→ GOAL OF THE EXERCISE: Repeat each entry as written and leave the images out of the copy.
---------------
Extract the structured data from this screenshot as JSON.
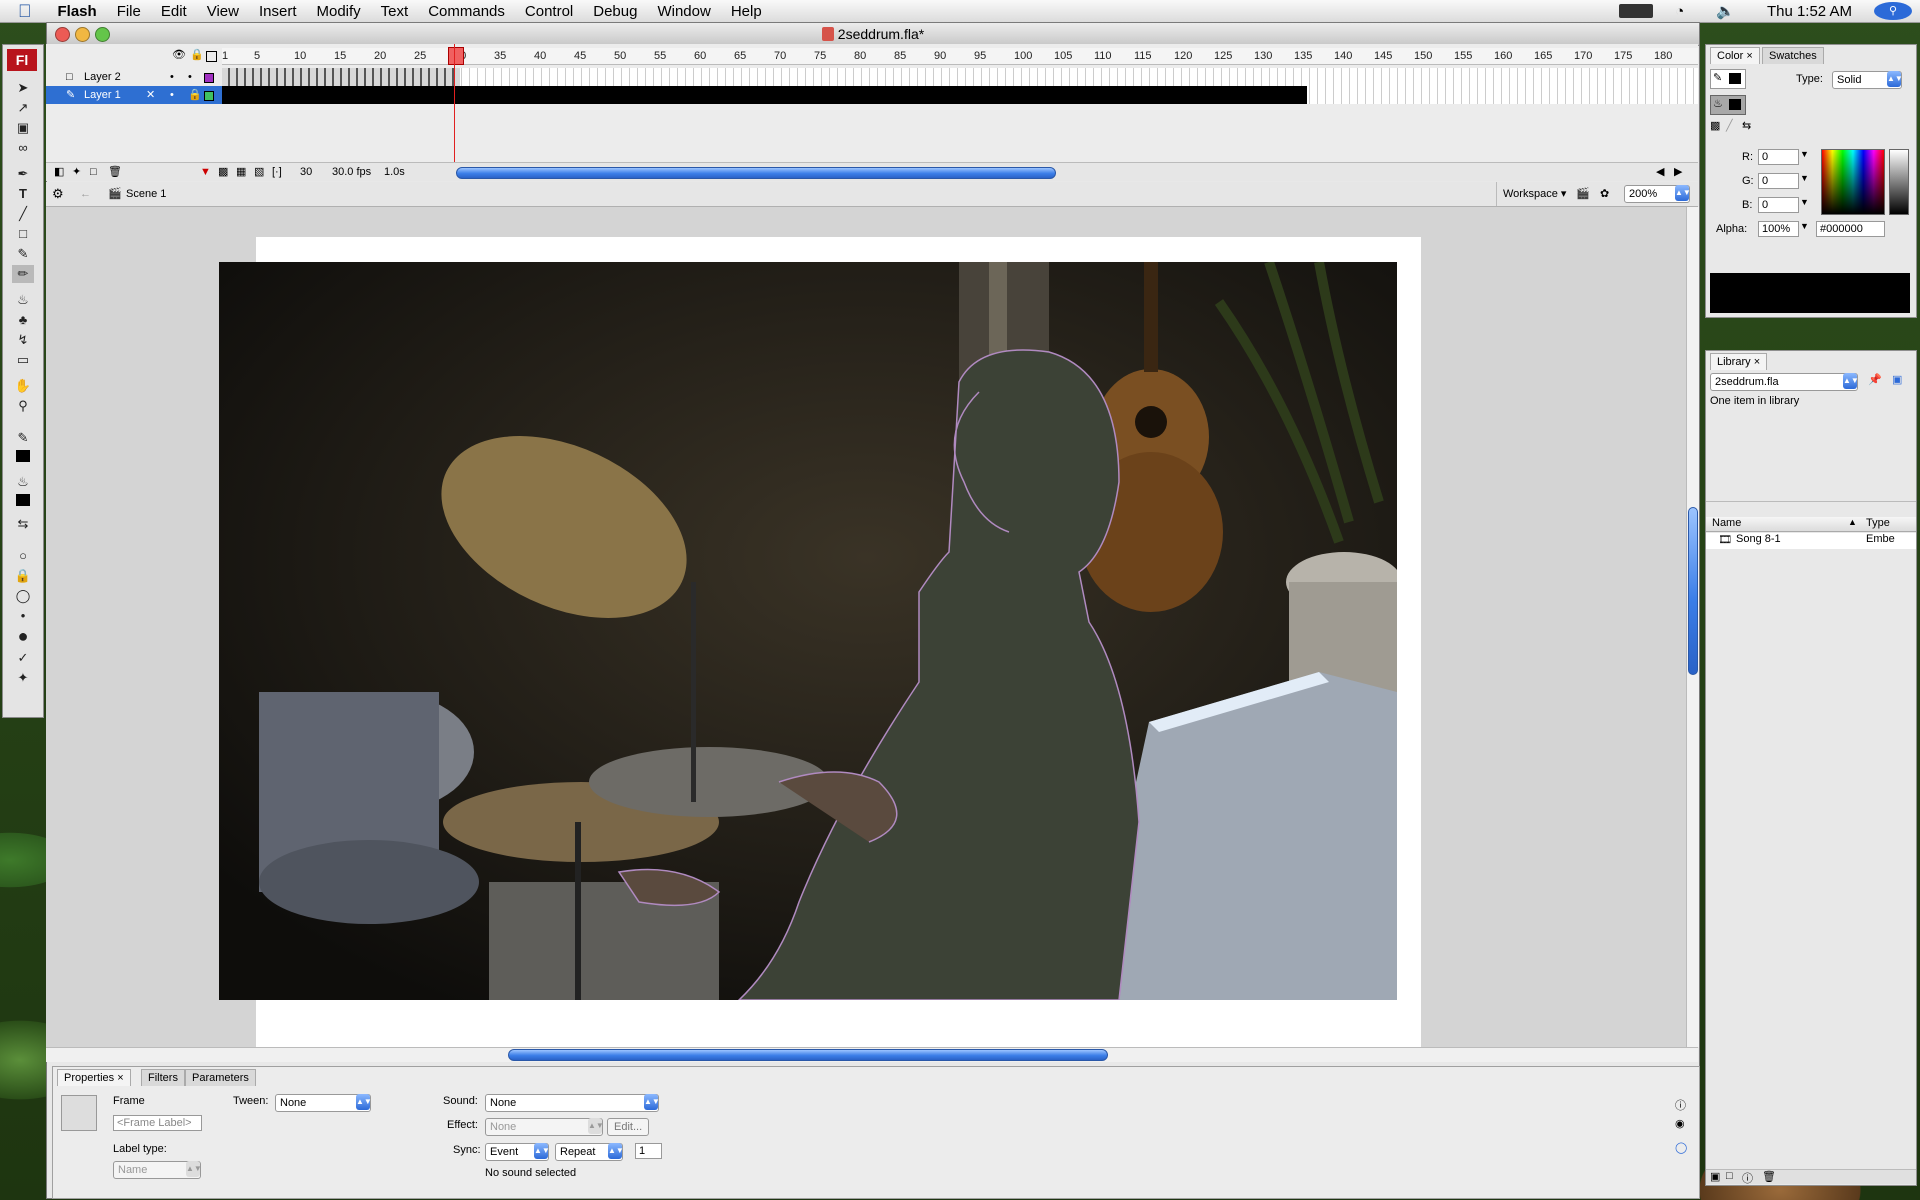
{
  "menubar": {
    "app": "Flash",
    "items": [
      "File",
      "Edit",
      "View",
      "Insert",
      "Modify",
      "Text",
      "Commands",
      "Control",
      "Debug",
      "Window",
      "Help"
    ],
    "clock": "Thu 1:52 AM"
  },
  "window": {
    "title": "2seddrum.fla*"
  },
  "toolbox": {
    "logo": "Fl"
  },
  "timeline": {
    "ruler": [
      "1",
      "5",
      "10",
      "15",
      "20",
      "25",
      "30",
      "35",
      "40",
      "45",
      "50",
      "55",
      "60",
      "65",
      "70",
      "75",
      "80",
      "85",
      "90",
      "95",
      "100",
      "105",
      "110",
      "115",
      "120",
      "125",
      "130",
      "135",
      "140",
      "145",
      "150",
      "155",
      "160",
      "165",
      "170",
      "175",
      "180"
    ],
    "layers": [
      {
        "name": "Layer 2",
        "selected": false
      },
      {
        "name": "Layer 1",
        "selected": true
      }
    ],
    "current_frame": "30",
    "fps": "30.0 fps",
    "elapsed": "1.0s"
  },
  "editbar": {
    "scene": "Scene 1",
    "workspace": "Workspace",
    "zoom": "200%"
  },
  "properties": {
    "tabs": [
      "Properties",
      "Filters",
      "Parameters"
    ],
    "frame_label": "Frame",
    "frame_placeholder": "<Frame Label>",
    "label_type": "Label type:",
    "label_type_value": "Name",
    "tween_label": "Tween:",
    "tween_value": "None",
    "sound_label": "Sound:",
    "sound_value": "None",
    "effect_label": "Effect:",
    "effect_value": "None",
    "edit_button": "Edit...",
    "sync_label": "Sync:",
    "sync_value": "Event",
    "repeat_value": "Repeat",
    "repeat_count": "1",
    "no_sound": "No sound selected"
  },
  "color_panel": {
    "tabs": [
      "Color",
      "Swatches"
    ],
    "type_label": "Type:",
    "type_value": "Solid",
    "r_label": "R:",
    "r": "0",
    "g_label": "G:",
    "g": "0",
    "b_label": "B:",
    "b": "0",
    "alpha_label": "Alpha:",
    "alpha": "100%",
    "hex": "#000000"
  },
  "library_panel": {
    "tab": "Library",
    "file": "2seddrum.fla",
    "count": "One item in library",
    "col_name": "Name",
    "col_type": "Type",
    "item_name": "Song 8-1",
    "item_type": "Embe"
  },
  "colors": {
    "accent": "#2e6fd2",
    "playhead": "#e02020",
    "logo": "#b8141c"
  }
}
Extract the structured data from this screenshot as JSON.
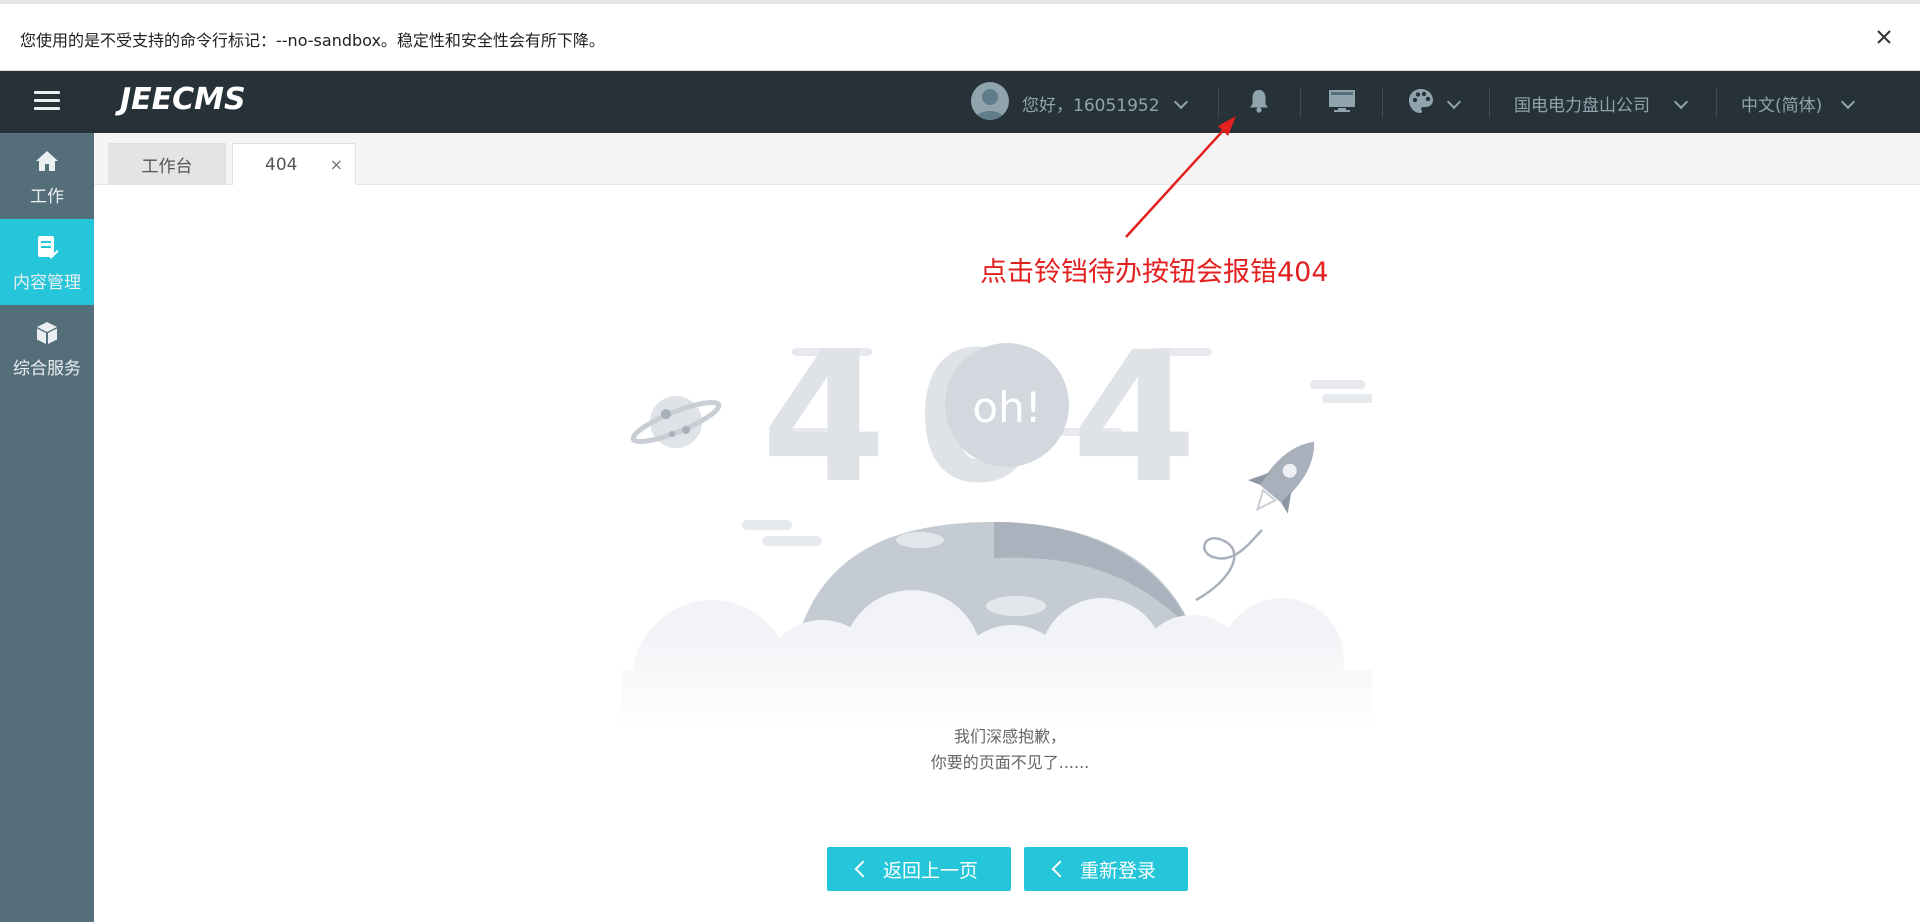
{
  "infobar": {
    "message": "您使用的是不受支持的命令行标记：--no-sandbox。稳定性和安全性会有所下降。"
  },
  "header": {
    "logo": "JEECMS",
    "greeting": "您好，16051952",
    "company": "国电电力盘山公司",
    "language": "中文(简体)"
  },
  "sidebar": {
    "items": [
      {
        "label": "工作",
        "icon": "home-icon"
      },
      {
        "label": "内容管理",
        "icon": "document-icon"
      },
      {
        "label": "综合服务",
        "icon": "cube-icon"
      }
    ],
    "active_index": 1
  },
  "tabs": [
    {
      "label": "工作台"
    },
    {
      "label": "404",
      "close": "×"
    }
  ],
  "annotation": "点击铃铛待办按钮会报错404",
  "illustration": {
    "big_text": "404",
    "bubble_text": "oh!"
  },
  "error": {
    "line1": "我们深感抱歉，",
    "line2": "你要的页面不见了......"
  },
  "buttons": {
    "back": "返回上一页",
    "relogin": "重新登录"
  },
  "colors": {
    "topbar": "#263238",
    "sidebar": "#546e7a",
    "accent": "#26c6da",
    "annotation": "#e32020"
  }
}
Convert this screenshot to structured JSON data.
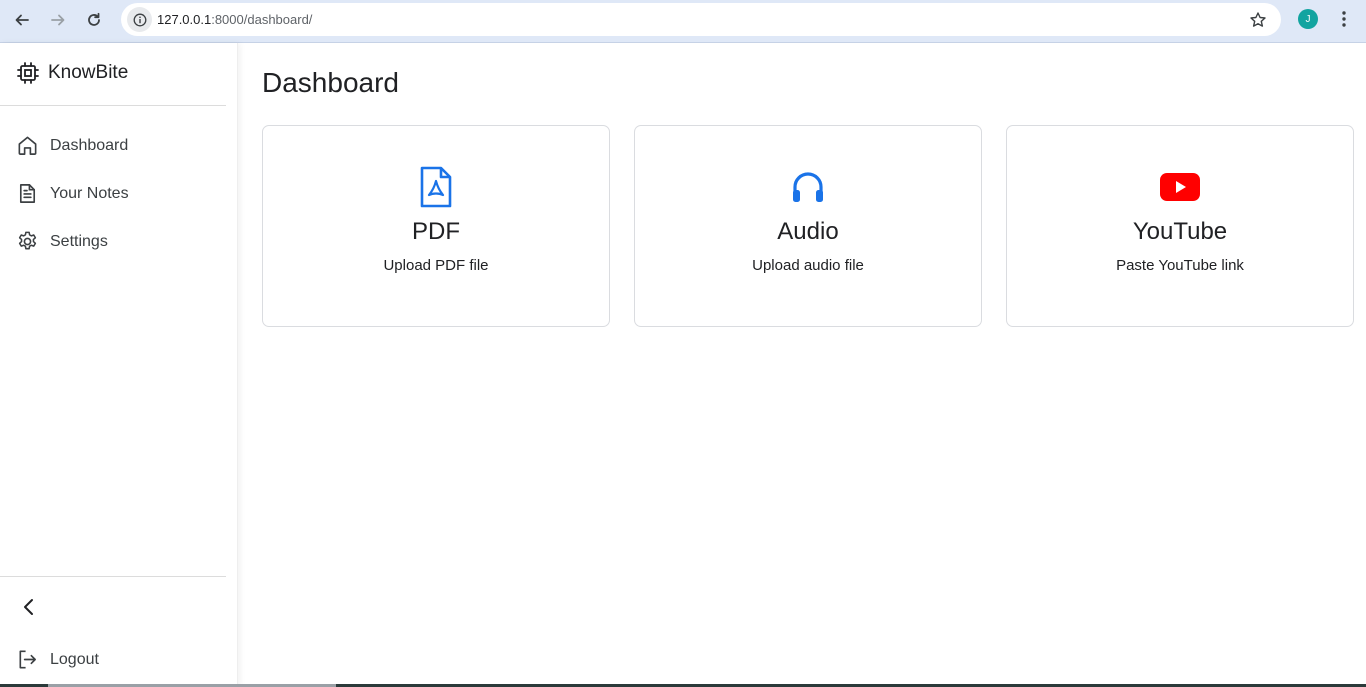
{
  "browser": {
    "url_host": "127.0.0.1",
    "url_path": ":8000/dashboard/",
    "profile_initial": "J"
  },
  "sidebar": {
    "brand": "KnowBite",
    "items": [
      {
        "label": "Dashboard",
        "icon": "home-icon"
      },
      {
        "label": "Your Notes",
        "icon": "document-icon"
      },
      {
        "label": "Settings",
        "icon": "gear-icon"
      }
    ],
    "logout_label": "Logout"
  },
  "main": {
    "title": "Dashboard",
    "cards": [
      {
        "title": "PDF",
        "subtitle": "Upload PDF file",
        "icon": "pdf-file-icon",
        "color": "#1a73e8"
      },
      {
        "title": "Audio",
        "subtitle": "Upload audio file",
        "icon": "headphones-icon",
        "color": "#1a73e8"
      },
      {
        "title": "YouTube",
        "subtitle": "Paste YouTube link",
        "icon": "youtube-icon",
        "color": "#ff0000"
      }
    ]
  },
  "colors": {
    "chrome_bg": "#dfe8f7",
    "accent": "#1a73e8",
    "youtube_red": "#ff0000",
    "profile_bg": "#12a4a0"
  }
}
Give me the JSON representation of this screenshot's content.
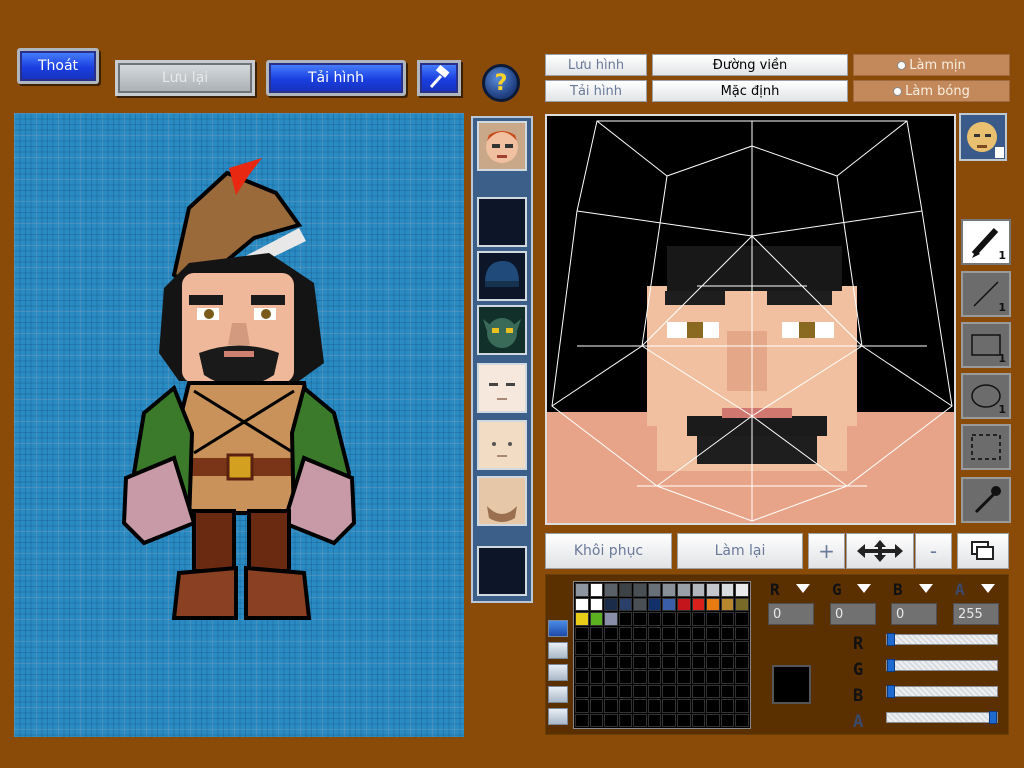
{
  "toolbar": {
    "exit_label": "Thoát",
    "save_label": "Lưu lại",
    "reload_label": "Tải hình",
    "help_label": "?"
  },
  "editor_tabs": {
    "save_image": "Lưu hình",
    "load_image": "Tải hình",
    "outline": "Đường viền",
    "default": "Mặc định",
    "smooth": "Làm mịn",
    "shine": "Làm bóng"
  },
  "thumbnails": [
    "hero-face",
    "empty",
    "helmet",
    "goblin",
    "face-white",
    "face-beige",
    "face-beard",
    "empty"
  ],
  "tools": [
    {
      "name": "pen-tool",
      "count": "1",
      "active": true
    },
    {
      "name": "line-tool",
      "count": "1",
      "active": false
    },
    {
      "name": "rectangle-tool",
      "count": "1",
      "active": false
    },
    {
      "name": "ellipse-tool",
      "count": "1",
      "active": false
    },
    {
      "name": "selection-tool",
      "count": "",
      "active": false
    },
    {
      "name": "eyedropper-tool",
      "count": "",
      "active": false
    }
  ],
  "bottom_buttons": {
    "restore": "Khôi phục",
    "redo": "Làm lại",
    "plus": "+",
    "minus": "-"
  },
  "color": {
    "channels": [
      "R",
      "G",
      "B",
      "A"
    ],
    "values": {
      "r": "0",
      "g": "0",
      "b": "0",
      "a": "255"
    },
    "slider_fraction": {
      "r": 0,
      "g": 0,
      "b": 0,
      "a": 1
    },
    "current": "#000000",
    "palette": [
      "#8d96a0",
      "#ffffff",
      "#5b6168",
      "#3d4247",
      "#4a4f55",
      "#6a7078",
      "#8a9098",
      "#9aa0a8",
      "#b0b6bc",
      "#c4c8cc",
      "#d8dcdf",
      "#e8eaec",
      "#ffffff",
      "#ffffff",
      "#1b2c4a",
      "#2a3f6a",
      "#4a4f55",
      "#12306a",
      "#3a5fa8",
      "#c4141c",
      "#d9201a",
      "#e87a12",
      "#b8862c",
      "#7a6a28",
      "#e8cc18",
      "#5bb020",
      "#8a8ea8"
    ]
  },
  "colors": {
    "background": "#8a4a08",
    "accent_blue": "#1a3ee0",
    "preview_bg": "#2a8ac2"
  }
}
---------------
→ ANSWER TO THE EXERCISE:
Extract the structured data from this screenshot as JSON.
{
  "menubar": {
    "app": "Flash",
    "items": [
      "File",
      "Edit",
      "View",
      "Insert",
      "Modify",
      "Text",
      "Commands",
      "Control",
      "Debug",
      "Window",
      "Help"
    ],
    "clock": "Thu 1:52 AM"
  },
  "window": {
    "title": "2seddrum.fla*"
  },
  "toolbox": {
    "logo": "Fl"
  },
  "timeline": {
    "ruler": [
      "1",
      "5",
      "10",
      "15",
      "20",
      "25",
      "30",
      "35",
      "40",
      "45",
      "50",
      "55",
      "60",
      "65",
      "70",
      "75",
      "80",
      "85",
      "90",
      "95",
      "100",
      "105",
      "110",
      "115",
      "120",
      "125",
      "130",
      "135",
      "140",
      "145",
      "150",
      "155",
      "160",
      "165",
      "170",
      "175",
      "180"
    ],
    "layers": [
      {
        "name": "Layer 2",
        "selected": false
      },
      {
        "name": "Layer 1",
        "selected": true
      }
    ],
    "current_frame": "30",
    "fps": "30.0 fps",
    "elapsed": "1.0s"
  },
  "editbar": {
    "scene": "Scene 1",
    "workspace": "Workspace",
    "zoom": "200%"
  },
  "properties": {
    "tabs": [
      "Properties",
      "Filters",
      "Parameters"
    ],
    "frame_label": "Frame",
    "frame_placeholder": "<Frame Label>",
    "label_type": "Label type:",
    "label_type_value": "Name",
    "tween_label": "Tween:",
    "tween_value": "None",
    "sound_label": "Sound:",
    "sound_value": "None",
    "effect_label": "Effect:",
    "effect_value": "None",
    "edit_button": "Edit...",
    "sync_label": "Sync:",
    "sync_value": "Event",
    "repeat_value": "Repeat",
    "repeat_count": "1",
    "no_sound": "No sound selected"
  },
  "color_panel": {
    "tabs": [
      "Color",
      "Swatches"
    ],
    "type_label": "Type:",
    "type_value": "Solid",
    "r_label": "R:",
    "r": "0",
    "g_label": "G:",
    "g": "0",
    "b_label": "B:",
    "b": "0",
    "alpha_label": "Alpha:",
    "alpha": "100%",
    "hex": "#000000"
  },
  "library_panel": {
    "tab": "Library",
    "file": "2seddrum.fla",
    "count": "One item in library",
    "col_name": "Name",
    "col_type": "Type",
    "item_name": "Song 8-1",
    "item_type": "Embe"
  },
  "colors": {
    "accent": "#2e6fd2",
    "playhead": "#e02020",
    "logo": "#b8141c"
  }
}
Extract the structured data from this screenshot as JSON.
{
  "infobar": {
    "message": "您使用的是不受支持的命令行标记：--no-sandbox。稳定性和安全性会有所下降。"
  },
  "header": {
    "logo": "JEECMS",
    "greeting": "您好，16051952",
    "company": "国电电力盘山公司",
    "language": "中文(简体)"
  },
  "sidebar": {
    "items": [
      {
        "label": "工作",
        "icon": "home-icon"
      },
      {
        "label": "内容管理",
        "icon": "document-icon"
      },
      {
        "label": "综合服务",
        "icon": "cube-icon"
      }
    ],
    "active_index": 1
  },
  "tabs": [
    {
      "label": "工作台"
    },
    {
      "label": "404",
      "close": "×"
    }
  ],
  "annotation": "点击铃铛待办按钮会报错404",
  "illustration": {
    "big_text": "404",
    "bubble_text": "oh!"
  },
  "error": {
    "line1": "我们深感抱歉，",
    "line2": "你要的页面不见了......"
  },
  "buttons": {
    "back": "返回上一页",
    "relogin": "重新登录"
  },
  "colors": {
    "topbar": "#263238",
    "sidebar": "#546e7a",
    "accent": "#26c6da",
    "annotation": "#e32020"
  }
}
Convert this screenshot to structured JSON data.
{
  "browser": {
    "url_host": "127.0.0.1",
    "url_path": ":8000/dashboard/",
    "profile_initial": "J"
  },
  "sidebar": {
    "brand": "KnowBite",
    "items": [
      {
        "label": "Dashboard",
        "icon": "home-icon"
      },
      {
        "label": "Your Notes",
        "icon": "document-icon"
      },
      {
        "label": "Settings",
        "icon": "gear-icon"
      }
    ],
    "logout_label": "Logout"
  },
  "main": {
    "title": "Dashboard",
    "cards": [
      {
        "title": "PDF",
        "subtitle": "Upload PDF file",
        "icon": "pdf-file-icon",
        "color": "#1a73e8"
      },
      {
        "title": "Audio",
        "subtitle": "Upload audio file",
        "icon": "headphones-icon",
        "color": "#1a73e8"
      },
      {
        "title": "YouTube",
        "subtitle": "Paste YouTube link",
        "icon": "youtube-icon",
        "color": "#ff0000"
      }
    ]
  },
  "colors": {
    "chrome_bg": "#dfe8f7",
    "accent": "#1a73e8",
    "youtube_red": "#ff0000",
    "profile_bg": "#12a4a0"
  }
}
Give me the JSON representation of this screenshot's content.
{
  "toolbar": {
    "exit_label": "Thoát",
    "save_label": "Lưu lại",
    "reload_label": "Tải hình",
    "help_label": "?"
  },
  "editor_tabs": {
    "save_image": "Lưu hình",
    "load_image": "Tải hình",
    "outline": "Đường viền",
    "default": "Mặc định",
    "smooth": "Làm mịn",
    "shine": "Làm bóng"
  },
  "thumbnails": [
    "hero-face",
    "empty",
    "helmet",
    "goblin",
    "face-white",
    "face-beige",
    "face-beard",
    "empty"
  ],
  "tools": [
    {
      "name": "pen-tool",
      "count": "1",
      "active": true
    },
    {
      "name": "line-tool",
      "count": "1",
      "active": false
    },
    {
      "name": "rectangle-tool",
      "count": "1",
      "active": false
    },
    {
      "name": "ellipse-tool",
      "count": "1",
      "active": false
    },
    {
      "name": "selection-tool",
      "count": "",
      "active": false
    },
    {
      "name": "eyedropper-tool",
      "count": "",
      "active": false
    }
  ],
  "bottom_buttons": {
    "restore": "Khôi phục",
    "redo": "Làm lại",
    "plus": "+",
    "minus": "-"
  },
  "color": {
    "channels": [
      "R",
      "G",
      "B",
      "A"
    ],
    "values": {
      "r": "0",
      "g": "0",
      "b": "0",
      "a": "255"
    },
    "slider_fraction": {
      "r": 0,
      "g": 0,
      "b": 0,
      "a": 1
    },
    "current": "#000000",
    "palette": [
      "#8d96a0",
      "#ffffff",
      "#5b6168",
      "#3d4247",
      "#4a4f55",
      "#6a7078",
      "#8a9098",
      "#9aa0a8",
      "#b0b6bc",
      "#c4c8cc",
      "#d8dcdf",
      "#e8eaec",
      "#ffffff",
      "#ffffff",
      "#1b2c4a",
      "#2a3f6a",
      "#4a4f55",
      "#12306a",
      "#3a5fa8",
      "#c4141c",
      "#d9201a",
      "#e87a12",
      "#b8862c",
      "#7a6a28",
      "#e8cc18",
      "#5bb020",
      "#8a8ea8"
    ]
  },
  "colors": {
    "background": "#8a4a08",
    "accent_blue": "#1a3ee0",
    "preview_bg": "#2a8ac2"
  }
}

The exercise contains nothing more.